— Start of Data supplied —

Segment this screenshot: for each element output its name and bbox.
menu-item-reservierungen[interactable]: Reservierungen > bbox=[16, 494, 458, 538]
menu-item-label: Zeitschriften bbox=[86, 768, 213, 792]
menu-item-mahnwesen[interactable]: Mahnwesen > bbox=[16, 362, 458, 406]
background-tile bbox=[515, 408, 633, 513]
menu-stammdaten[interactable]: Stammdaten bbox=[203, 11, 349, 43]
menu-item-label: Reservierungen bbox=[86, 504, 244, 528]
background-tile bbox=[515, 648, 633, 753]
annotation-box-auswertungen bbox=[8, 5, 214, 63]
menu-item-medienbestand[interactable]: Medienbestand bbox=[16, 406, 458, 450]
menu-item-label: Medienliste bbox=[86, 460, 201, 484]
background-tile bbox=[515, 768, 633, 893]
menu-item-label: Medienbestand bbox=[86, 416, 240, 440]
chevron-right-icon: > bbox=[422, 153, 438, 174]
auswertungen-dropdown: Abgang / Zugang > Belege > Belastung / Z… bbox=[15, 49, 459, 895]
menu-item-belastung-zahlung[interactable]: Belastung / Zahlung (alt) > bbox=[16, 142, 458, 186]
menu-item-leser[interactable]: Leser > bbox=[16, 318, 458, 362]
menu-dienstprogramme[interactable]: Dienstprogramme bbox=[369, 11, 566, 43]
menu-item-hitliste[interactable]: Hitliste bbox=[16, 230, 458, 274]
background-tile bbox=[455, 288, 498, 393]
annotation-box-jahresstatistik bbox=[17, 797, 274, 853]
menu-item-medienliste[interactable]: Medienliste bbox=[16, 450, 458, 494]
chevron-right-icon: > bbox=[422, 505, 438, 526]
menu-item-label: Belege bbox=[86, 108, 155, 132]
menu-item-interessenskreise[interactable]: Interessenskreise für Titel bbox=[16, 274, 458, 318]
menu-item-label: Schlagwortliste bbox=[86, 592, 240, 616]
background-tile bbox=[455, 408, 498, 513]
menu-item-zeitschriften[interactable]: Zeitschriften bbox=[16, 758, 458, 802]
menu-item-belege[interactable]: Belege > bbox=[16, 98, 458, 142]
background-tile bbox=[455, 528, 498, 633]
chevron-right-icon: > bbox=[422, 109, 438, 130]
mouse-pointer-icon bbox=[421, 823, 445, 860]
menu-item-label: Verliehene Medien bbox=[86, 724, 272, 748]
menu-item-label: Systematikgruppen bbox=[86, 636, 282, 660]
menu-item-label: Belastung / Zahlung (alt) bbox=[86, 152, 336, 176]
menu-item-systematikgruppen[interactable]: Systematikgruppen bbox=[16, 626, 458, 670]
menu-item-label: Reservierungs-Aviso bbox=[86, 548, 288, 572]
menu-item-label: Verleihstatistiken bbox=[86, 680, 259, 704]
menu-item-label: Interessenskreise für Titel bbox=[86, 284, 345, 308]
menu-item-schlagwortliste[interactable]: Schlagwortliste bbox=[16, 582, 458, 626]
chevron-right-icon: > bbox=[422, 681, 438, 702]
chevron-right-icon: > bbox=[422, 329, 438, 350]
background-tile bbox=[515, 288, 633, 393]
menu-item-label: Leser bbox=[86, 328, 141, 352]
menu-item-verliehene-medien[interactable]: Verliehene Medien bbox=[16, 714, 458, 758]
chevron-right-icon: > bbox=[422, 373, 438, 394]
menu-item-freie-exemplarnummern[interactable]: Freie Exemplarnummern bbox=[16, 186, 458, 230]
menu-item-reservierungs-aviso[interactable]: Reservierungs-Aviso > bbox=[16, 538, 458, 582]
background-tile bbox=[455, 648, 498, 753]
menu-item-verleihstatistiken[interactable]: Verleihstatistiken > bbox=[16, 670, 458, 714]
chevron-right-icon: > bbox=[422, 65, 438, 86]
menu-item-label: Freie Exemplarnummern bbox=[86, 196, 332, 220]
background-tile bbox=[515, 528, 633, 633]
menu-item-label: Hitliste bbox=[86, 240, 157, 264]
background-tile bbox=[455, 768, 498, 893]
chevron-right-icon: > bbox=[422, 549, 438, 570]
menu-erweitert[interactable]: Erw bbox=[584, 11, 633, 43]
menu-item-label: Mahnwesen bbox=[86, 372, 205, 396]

— End of Data supplied —

Reproduce every line of the records above word for word, with nothing changed, added or left out.

Solution to this problem
Segment this screenshot: for each element output its name and bbox.
menu-item-reservierungen[interactable]: Reservierungen > bbox=[16, 494, 458, 538]
menu-item-label: Zeitschriften bbox=[86, 768, 213, 792]
menu-item-mahnwesen[interactable]: Mahnwesen > bbox=[16, 362, 458, 406]
background-tile bbox=[515, 408, 633, 513]
menu-stammdaten[interactable]: Stammdaten bbox=[203, 11, 349, 43]
menu-item-label: Reservierungen bbox=[86, 504, 244, 528]
background-tile bbox=[515, 648, 633, 753]
annotation-box-auswertungen bbox=[8, 5, 214, 63]
menu-item-medienbestand[interactable]: Medienbestand bbox=[16, 406, 458, 450]
menu-item-label: Medienliste bbox=[86, 460, 201, 484]
background-tile bbox=[515, 768, 633, 893]
menu-item-label: Medienbestand bbox=[86, 416, 240, 440]
chevron-right-icon: > bbox=[422, 153, 438, 174]
auswertungen-dropdown: Abgang / Zugang > Belege > Belastung / Z… bbox=[15, 49, 459, 895]
menu-item-belastung-zahlung[interactable]: Belastung / Zahlung (alt) > bbox=[16, 142, 458, 186]
menu-item-leser[interactable]: Leser > bbox=[16, 318, 458, 362]
menu-dienstprogramme[interactable]: Dienstprogramme bbox=[369, 11, 566, 43]
menu-item-hitliste[interactable]: Hitliste bbox=[16, 230, 458, 274]
background-tile bbox=[455, 288, 498, 393]
annotation-box-jahresstatistik bbox=[17, 797, 274, 853]
menu-item-medienliste[interactable]: Medienliste bbox=[16, 450, 458, 494]
chevron-right-icon: > bbox=[422, 505, 438, 526]
menu-item-label: Belege bbox=[86, 108, 155, 132]
menu-item-interessenskreise[interactable]: Interessenskreise für Titel bbox=[16, 274, 458, 318]
menu-item-label: Schlagwortliste bbox=[86, 592, 240, 616]
background-tile bbox=[455, 408, 498, 513]
menu-item-zeitschriften[interactable]: Zeitschriften bbox=[16, 758, 458, 802]
menu-item-belege[interactable]: Belege > bbox=[16, 98, 458, 142]
background-tile bbox=[455, 528, 498, 633]
chevron-right-icon: > bbox=[422, 109, 438, 130]
mouse-pointer-icon bbox=[421, 823, 445, 860]
menu-item-label: Verliehene Medien bbox=[86, 724, 272, 748]
menu-item-label: Systematikgruppen bbox=[86, 636, 282, 660]
menu-item-label: Belastung / Zahlung (alt) bbox=[86, 152, 336, 176]
menu-item-systematikgruppen[interactable]: Systematikgruppen bbox=[16, 626, 458, 670]
menu-item-label: Reservierungs-Aviso bbox=[86, 548, 288, 572]
menu-item-label: Verleihstatistiken bbox=[86, 680, 259, 704]
menu-item-label: Interessenskreise für Titel bbox=[86, 284, 345, 308]
menu-item-schlagwortliste[interactable]: Schlagwortliste bbox=[16, 582, 458, 626]
chevron-right-icon: > bbox=[422, 681, 438, 702]
chevron-right-icon: > bbox=[422, 329, 438, 350]
background-tile bbox=[515, 288, 633, 393]
menu-item-label: Leser bbox=[86, 328, 141, 352]
menu-item-verliehene-medien[interactable]: Verliehene Medien bbox=[16, 714, 458, 758]
chevron-right-icon: > bbox=[422, 373, 438, 394]
menu-item-freie-exemplarnummern[interactable]: Freie Exemplarnummern bbox=[16, 186, 458, 230]
menu-item-reservierungs-aviso[interactable]: Reservierungs-Aviso > bbox=[16, 538, 458, 582]
background-tile bbox=[455, 648, 498, 753]
menu-item-verleihstatistiken[interactable]: Verleihstatistiken > bbox=[16, 670, 458, 714]
chevron-right-icon: > bbox=[422, 65, 438, 86]
menu-item-label: Freie Exemplarnummern bbox=[86, 196, 332, 220]
background-tile bbox=[515, 528, 633, 633]
menu-item-label: Hitliste bbox=[86, 240, 157, 264]
background-tile bbox=[455, 768, 498, 893]
chevron-right-icon: > bbox=[422, 549, 438, 570]
menu-erweitert[interactable]: Erw bbox=[584, 11, 633, 43]
menu-item-label: Mahnwesen bbox=[86, 372, 205, 396]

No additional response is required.